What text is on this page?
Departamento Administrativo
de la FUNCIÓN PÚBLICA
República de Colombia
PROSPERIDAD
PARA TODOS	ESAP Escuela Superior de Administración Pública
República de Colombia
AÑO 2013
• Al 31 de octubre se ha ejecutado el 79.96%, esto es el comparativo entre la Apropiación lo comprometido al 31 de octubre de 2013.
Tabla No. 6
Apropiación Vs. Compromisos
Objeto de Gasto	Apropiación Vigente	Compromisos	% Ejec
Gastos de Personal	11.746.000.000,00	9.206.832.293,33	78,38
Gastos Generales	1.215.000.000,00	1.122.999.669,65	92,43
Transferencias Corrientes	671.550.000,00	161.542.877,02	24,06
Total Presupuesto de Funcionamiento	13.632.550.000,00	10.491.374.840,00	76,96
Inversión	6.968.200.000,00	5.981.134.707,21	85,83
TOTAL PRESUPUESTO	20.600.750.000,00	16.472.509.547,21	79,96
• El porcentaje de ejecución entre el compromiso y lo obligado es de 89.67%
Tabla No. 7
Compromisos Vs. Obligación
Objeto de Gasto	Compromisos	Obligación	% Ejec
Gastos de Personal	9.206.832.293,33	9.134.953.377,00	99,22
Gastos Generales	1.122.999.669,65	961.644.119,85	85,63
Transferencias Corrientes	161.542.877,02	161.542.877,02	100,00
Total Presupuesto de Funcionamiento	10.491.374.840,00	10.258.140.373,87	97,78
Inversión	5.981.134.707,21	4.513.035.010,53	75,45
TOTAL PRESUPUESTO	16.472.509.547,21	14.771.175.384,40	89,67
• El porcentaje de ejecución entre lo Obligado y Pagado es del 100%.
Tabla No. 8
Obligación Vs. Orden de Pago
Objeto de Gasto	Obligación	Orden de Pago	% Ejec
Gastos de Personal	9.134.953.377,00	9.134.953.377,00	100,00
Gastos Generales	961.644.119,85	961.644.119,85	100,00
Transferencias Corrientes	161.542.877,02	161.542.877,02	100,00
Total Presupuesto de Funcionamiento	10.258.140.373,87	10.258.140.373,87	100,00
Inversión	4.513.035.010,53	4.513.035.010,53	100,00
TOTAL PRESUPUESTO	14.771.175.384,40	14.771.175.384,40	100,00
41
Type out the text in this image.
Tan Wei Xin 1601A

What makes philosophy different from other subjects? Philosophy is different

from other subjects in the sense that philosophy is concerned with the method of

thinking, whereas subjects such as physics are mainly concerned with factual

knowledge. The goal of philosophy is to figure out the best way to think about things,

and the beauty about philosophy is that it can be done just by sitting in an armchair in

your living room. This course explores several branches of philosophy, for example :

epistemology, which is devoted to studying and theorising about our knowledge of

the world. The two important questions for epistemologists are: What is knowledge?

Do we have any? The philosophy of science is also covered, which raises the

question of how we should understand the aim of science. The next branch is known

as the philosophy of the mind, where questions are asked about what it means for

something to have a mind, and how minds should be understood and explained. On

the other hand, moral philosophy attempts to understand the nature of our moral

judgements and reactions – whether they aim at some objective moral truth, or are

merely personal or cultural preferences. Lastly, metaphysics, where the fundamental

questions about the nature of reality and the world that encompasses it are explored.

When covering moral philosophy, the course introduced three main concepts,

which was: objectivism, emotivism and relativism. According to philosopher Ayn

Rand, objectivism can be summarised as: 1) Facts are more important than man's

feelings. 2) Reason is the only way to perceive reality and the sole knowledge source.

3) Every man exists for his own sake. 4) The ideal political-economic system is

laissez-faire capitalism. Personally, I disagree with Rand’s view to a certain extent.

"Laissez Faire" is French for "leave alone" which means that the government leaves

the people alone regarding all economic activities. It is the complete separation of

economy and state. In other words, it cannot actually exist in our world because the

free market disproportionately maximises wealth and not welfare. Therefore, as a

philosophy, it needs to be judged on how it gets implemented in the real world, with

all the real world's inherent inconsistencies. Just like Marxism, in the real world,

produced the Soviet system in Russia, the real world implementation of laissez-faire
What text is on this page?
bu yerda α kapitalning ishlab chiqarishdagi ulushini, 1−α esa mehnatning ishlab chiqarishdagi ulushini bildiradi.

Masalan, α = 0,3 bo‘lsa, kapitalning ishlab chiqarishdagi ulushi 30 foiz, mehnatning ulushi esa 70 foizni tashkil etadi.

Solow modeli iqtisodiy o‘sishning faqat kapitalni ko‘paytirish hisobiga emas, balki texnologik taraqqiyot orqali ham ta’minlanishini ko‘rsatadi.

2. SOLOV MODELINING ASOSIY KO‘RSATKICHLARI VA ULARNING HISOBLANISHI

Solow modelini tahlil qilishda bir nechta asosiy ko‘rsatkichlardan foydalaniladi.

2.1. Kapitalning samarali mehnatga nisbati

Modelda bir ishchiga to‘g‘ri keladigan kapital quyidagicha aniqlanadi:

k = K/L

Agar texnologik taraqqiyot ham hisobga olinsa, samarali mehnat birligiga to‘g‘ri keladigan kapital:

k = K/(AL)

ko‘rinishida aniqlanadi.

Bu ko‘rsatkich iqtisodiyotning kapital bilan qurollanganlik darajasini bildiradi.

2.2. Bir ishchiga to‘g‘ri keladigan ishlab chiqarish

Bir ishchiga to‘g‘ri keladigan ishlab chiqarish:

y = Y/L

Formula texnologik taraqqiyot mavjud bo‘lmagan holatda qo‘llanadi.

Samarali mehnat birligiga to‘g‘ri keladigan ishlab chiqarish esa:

□ □ □ □ □ □ □

→ **YOUR OBJECTIVE**:
Check every line of the material for the string "important" and give the number of lines that have it, without anything else.

→ **RESPONSE TO THE TASK**:
2